**PROBLEM REQUIREMENTS**
Show all lines holding the string "color".

┌─ DATASET CONTENT

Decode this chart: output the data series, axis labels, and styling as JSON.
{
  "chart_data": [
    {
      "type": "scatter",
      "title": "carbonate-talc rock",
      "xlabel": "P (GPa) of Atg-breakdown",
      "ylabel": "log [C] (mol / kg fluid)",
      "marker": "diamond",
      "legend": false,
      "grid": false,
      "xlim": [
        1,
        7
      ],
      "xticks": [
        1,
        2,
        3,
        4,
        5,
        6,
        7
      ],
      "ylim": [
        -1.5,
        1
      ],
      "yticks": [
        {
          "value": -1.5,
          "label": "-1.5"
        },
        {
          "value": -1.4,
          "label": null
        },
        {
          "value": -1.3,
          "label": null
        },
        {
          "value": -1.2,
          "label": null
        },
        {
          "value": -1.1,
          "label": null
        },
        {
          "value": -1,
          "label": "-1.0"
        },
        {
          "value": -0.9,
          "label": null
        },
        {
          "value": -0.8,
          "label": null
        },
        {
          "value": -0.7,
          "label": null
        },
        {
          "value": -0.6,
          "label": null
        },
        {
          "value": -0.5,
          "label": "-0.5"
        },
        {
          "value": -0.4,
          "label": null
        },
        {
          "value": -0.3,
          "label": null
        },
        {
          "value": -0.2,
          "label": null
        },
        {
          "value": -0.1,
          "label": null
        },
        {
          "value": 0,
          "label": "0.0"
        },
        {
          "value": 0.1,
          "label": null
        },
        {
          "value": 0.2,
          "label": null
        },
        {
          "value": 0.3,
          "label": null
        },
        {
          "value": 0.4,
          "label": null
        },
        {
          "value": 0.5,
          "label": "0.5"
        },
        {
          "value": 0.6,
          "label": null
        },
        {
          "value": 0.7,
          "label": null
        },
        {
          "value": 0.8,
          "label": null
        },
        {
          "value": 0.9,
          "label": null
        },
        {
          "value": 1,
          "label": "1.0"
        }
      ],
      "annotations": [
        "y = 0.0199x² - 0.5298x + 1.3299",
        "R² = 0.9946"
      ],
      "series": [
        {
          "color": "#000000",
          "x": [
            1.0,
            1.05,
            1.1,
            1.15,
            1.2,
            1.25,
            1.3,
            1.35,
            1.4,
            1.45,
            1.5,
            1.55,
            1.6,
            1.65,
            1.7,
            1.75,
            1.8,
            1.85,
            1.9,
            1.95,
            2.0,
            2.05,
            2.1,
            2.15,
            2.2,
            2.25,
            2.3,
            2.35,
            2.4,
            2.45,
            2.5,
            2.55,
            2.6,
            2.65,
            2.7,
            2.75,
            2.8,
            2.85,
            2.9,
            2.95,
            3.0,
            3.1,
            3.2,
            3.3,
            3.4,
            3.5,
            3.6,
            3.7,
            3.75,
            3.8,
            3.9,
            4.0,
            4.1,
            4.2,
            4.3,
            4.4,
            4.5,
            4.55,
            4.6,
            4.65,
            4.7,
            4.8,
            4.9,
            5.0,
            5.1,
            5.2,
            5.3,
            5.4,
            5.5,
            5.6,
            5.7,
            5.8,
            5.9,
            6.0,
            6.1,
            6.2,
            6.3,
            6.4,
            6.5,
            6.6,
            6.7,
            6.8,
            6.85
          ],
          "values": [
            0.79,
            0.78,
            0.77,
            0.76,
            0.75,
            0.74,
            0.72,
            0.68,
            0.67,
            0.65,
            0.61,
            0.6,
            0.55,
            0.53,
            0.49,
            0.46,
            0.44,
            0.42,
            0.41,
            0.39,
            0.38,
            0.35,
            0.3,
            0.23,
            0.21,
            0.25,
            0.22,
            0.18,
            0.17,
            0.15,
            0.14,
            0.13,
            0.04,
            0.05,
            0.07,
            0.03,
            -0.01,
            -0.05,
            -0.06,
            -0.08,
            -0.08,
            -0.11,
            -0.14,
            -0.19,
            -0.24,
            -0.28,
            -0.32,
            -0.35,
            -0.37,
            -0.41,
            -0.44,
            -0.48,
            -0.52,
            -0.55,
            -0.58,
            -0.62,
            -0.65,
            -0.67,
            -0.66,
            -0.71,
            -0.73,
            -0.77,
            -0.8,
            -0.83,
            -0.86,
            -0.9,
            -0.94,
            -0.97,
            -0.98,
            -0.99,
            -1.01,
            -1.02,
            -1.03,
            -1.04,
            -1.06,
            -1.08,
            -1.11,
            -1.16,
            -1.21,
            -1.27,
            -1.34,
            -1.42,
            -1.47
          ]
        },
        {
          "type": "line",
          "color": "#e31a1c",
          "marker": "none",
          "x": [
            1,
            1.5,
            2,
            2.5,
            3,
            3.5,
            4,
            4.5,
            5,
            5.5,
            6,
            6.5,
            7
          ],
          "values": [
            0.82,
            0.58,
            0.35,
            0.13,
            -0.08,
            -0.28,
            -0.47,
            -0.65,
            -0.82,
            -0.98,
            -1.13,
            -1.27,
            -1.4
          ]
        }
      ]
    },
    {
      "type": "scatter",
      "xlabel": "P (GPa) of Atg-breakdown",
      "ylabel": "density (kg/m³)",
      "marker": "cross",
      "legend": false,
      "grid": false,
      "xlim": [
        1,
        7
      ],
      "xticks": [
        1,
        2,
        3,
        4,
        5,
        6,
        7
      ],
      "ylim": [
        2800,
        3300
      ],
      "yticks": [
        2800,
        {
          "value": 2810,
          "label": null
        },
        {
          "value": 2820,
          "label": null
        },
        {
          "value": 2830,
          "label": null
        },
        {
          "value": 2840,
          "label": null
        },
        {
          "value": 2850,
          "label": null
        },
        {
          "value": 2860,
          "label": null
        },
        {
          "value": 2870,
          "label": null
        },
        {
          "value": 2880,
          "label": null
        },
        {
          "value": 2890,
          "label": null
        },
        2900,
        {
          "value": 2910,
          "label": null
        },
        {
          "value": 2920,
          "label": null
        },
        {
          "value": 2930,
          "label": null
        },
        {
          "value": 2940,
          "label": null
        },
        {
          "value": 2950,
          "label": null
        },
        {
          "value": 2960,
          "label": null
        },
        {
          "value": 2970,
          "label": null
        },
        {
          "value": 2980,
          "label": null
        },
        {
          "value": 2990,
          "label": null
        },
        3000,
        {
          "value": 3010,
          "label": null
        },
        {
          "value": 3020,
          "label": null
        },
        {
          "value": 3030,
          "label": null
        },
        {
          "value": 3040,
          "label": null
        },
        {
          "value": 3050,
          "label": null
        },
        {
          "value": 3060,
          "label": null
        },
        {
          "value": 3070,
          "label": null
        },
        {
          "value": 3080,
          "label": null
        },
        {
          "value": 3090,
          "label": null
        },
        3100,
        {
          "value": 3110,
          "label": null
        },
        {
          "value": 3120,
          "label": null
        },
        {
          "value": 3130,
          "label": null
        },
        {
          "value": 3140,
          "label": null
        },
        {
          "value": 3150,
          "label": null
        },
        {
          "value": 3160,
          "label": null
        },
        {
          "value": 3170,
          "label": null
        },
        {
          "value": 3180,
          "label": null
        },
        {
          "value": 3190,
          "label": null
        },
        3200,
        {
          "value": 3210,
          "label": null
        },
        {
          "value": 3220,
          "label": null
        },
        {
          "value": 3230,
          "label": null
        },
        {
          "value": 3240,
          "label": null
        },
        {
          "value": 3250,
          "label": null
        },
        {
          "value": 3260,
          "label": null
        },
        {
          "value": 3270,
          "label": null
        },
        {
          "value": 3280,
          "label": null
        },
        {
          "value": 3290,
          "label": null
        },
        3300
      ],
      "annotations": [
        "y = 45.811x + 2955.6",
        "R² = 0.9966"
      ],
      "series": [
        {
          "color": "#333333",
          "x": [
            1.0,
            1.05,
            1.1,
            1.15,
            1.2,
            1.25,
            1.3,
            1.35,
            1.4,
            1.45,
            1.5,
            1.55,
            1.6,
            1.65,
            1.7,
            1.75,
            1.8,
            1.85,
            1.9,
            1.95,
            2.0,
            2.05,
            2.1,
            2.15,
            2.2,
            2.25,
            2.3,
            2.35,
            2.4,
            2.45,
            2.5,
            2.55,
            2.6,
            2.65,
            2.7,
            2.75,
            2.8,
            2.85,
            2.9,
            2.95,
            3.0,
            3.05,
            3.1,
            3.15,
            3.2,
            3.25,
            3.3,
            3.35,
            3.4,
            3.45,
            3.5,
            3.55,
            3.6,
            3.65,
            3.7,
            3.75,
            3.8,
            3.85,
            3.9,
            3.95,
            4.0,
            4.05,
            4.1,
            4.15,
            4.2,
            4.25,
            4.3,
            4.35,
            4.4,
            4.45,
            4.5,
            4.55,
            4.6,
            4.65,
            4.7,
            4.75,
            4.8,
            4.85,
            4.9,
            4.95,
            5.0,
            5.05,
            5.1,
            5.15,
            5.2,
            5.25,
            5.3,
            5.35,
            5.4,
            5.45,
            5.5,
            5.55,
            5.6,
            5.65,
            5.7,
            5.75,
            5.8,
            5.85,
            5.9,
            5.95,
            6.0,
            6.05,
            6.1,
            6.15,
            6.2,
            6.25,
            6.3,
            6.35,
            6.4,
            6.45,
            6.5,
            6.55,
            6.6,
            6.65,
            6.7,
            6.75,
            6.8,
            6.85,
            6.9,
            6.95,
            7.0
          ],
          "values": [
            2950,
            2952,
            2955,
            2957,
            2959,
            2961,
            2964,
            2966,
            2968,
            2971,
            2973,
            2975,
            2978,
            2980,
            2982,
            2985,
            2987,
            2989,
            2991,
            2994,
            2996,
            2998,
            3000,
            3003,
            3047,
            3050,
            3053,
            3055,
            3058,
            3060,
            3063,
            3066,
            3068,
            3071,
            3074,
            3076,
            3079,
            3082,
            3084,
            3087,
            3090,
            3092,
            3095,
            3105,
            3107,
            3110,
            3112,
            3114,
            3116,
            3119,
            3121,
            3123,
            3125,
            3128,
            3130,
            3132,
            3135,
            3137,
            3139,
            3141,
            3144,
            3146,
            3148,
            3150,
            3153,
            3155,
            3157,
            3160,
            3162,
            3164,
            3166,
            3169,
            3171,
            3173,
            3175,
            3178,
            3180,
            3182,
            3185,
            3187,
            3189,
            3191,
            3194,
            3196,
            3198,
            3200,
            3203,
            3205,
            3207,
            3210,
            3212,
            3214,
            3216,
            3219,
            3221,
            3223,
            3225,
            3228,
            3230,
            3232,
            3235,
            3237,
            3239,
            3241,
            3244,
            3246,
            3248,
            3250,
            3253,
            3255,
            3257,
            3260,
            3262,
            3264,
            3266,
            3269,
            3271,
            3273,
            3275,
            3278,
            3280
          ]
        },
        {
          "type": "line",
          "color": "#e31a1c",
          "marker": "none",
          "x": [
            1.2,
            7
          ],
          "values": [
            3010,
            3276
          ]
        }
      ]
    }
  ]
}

└─

**IN RESPONSE**
          "color": "#000000",
          "color": "#e31a1c",
          "color": "#333333",
          "color": "#e31a1c",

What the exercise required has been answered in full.